● **Your instructions**:
Set down all of the entries word for word, omitting the images they contain.

--- BEGIN Data excerpts ---

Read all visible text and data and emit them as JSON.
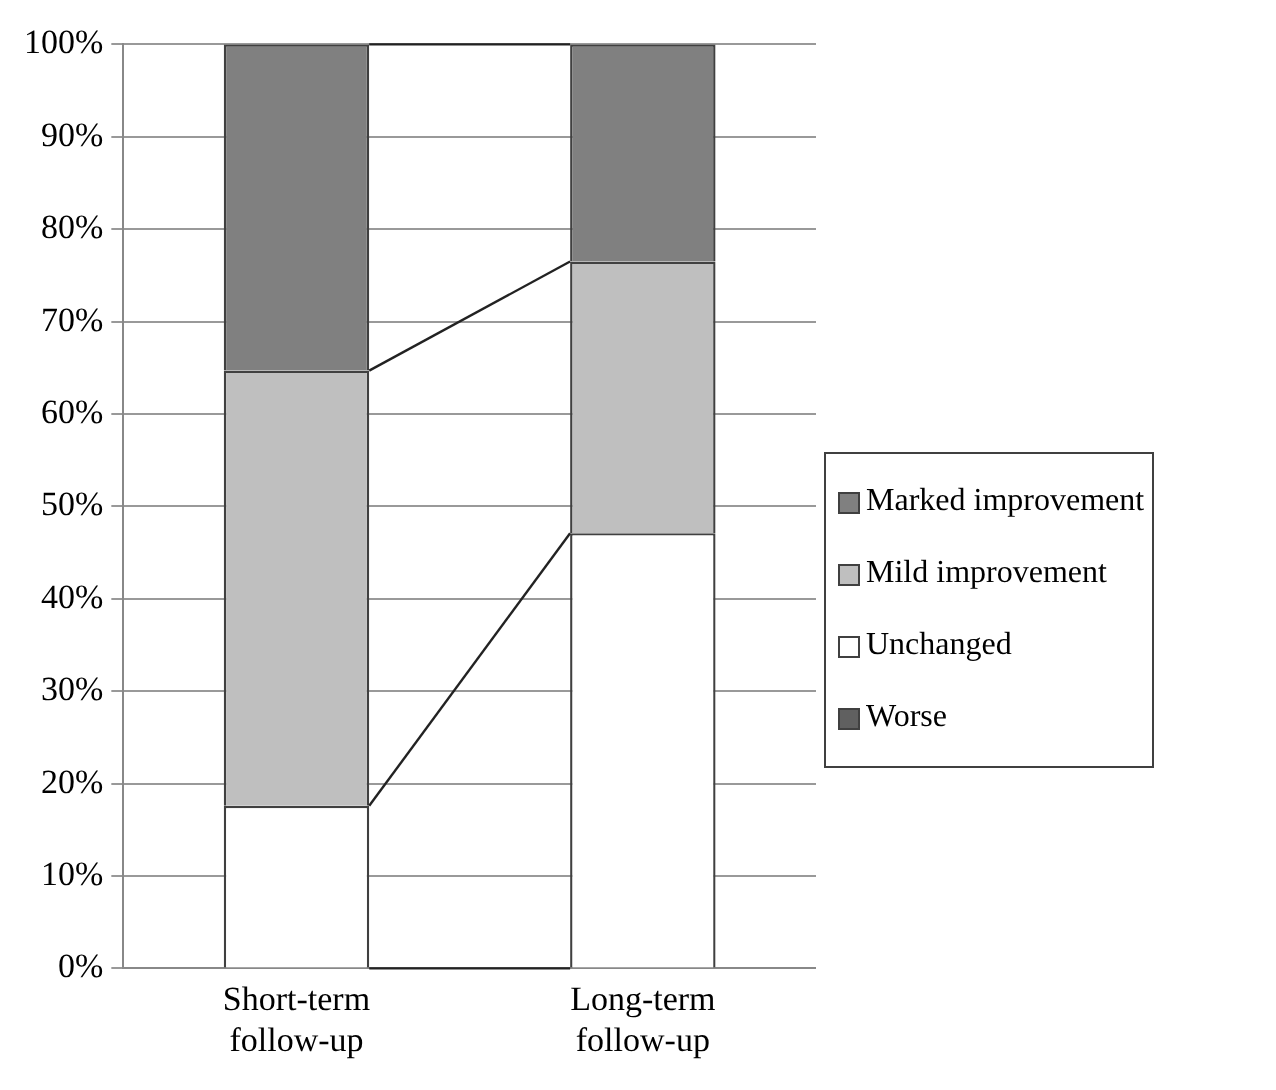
{
  "chart_data": {
    "type": "bar",
    "stacked": true,
    "categories": [
      "Short-term follow-up",
      "Long-term follow-up"
    ],
    "series": [
      {
        "name": "Worse",
        "color": "#606060",
        "values": [
          0,
          0
        ]
      },
      {
        "name": "Unchanged",
        "color": "#ffffff",
        "values": [
          17.6,
          47.1
        ]
      },
      {
        "name": "Mild improvement",
        "color": "#bfbfbf",
        "values": [
          47.1,
          29.4
        ]
      },
      {
        "name": "Marked improvement",
        "color": "#808080",
        "values": [
          35.3,
          23.5
        ]
      }
    ],
    "ylim": [
      0,
      100
    ],
    "yticks": [
      {
        "value": 0,
        "label": "0%"
      },
      {
        "value": 10,
        "label": "10%"
      },
      {
        "value": 20,
        "label": "20%"
      },
      {
        "value": 30,
        "label": "30%"
      },
      {
        "value": 40,
        "label": "40%"
      },
      {
        "value": 50,
        "label": "50%"
      },
      {
        "value": 60,
        "label": "60%"
      },
      {
        "value": 70,
        "label": "70%"
      },
      {
        "value": 80,
        "label": "80%"
      },
      {
        "value": 90,
        "label": "90%"
      },
      {
        "value": 100,
        "label": "100%"
      }
    ],
    "grid": "y",
    "legend": "right"
  }
}
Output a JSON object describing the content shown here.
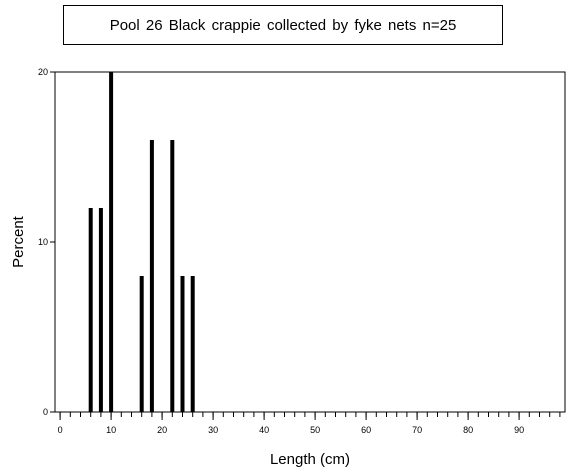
{
  "chart_data": {
    "type": "bar",
    "title": "Pool 26 Black crappie collected by fyke nets   n=25",
    "xlabel": "Length (cm)",
    "ylabel": "Percent",
    "xlim": [
      -1,
      99
    ],
    "ylim": [
      0,
      20
    ],
    "x_ticks": [
      0,
      10,
      20,
      30,
      40,
      50,
      60,
      70,
      80,
      90
    ],
    "y_ticks": [
      0,
      10,
      20
    ],
    "x": [
      6,
      8,
      10,
      16,
      18,
      22,
      24,
      26
    ],
    "values": [
      12,
      12,
      20,
      8,
      16,
      16,
      8,
      8
    ],
    "grid": false,
    "legend": "none",
    "colors": {
      "bar": "#000000",
      "axis": "#000000",
      "background": "#ffffff"
    }
  }
}
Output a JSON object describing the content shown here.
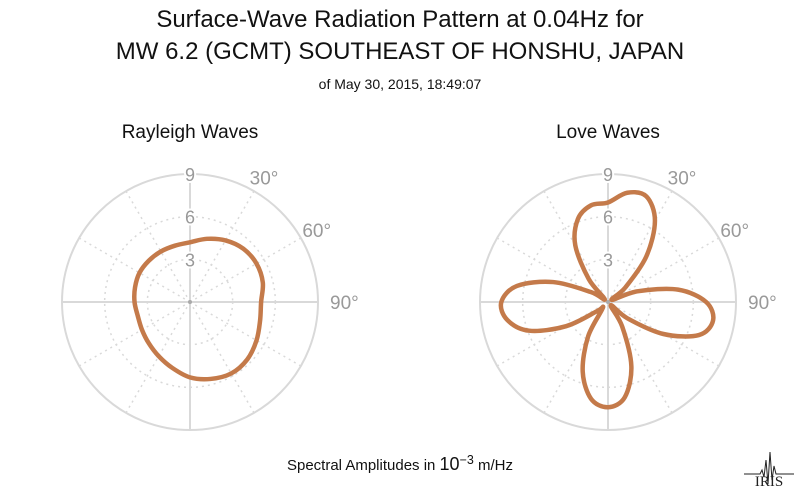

--- END Data excerpts ---

● **Task answer**:
Read all visible text and data and emit them as JSON.
{
  "chart_data": {
    "type": "bar",
    "stacked": true,
    "categories": [
      "Short-term follow-up",
      "Long-term follow-up"
    ],
    "series": [
      {
        "name": "Worse",
        "color": "#606060",
        "values": [
          0,
          0
        ]
      },
      {
        "name": "Unchanged",
        "color": "#ffffff",
        "values": [
          17.6,
          47.1
        ]
      },
      {
        "name": "Mild improvement",
        "color": "#bfbfbf",
        "values": [
          47.1,
          29.4
        ]
      },
      {
        "name": "Marked improvement",
        "color": "#808080",
        "values": [
          35.3,
          23.5
        ]
      }
    ],
    "ylim": [
      0,
      100
    ],
    "yticks": [
      {
        "value": 0,
        "label": "0%"
      },
      {
        "value": 10,
        "label": "10%"
      },
      {
        "value": 20,
        "label": "20%"
      },
      {
        "value": 30,
        "label": "30%"
      },
      {
        "value": 40,
        "label": "40%"
      },
      {
        "value": 50,
        "label": "50%"
      },
      {
        "value": 60,
        "label": "60%"
      },
      {
        "value": 70,
        "label": "70%"
      },
      {
        "value": 80,
        "label": "80%"
      },
      {
        "value": 90,
        "label": "90%"
      },
      {
        "value": 100,
        "label": "100%"
      }
    ],
    "grid": "y",
    "legend": "right"
  }
}
Output a JSON object describing the content shown here.
{
  "chart_data": {
    "type": "bar",
    "title": "Pool 26 Black crappie collected by fyke nets   n=25",
    "xlabel": "Length (cm)",
    "ylabel": "Percent",
    "xlim": [
      -1,
      99
    ],
    "ylim": [
      0,
      20
    ],
    "x_ticks": [
      0,
      10,
      20,
      30,
      40,
      50,
      60,
      70,
      80,
      90
    ],
    "y_ticks": [
      0,
      10,
      20
    ],
    "x": [
      6,
      8,
      10,
      16,
      18,
      22,
      24,
      26
    ],
    "values": [
      12,
      12,
      20,
      8,
      16,
      16,
      8,
      8
    ],
    "grid": false,
    "legend": "none",
    "colors": {
      "bar": "#000000",
      "axis": "#000000",
      "background": "#ffffff"
    }
  }
}
Output a JSON object describing the content shown here.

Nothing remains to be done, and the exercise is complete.